**AIM:**
Find each line with the string "frac" and report it.

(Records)

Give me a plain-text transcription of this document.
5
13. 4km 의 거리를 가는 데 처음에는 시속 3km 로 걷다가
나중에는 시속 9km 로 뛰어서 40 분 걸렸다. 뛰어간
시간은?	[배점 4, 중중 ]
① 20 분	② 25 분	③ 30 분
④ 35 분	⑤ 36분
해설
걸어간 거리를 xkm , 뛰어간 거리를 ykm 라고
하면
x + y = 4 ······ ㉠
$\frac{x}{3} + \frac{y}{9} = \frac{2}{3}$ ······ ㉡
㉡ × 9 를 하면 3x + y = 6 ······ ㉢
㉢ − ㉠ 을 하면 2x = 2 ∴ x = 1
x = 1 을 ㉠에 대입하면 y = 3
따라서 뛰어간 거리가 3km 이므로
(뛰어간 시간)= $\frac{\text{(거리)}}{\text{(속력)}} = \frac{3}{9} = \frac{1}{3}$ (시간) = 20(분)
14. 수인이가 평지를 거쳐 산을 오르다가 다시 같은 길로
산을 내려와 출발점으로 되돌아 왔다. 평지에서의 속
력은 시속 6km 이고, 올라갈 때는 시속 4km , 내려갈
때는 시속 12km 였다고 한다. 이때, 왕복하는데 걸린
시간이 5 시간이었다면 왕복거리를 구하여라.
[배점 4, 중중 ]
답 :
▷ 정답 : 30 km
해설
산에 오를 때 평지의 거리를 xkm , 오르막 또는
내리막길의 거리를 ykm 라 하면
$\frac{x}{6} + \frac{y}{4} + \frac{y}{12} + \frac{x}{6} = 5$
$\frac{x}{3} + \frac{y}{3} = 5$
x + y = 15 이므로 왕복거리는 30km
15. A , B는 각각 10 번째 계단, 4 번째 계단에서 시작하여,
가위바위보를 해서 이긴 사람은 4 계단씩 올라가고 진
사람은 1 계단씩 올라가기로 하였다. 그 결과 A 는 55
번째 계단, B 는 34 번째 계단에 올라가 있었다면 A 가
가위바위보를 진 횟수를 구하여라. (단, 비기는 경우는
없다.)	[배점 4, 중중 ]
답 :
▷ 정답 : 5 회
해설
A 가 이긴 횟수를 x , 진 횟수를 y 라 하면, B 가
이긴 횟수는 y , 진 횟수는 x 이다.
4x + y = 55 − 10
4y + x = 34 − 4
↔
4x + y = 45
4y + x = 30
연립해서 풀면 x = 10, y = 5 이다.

**OUTPUT BELOW:**
$\frac{x}{3} + \frac{y}{9} = \frac{2}{3}$ ······ ㉡
(뛰어간 시간)= $\frac{\text{(거리)}}{\text{(속력)}} = \frac{3}{9} = \frac{1}{3}$ (시간) = 20(분)
$\frac{x}{6} + \frac{y}{4} + \frac{y}{12} + \frac{x}{6} = 5$
$\frac{x}{3} + \frac{y}{3} = 5$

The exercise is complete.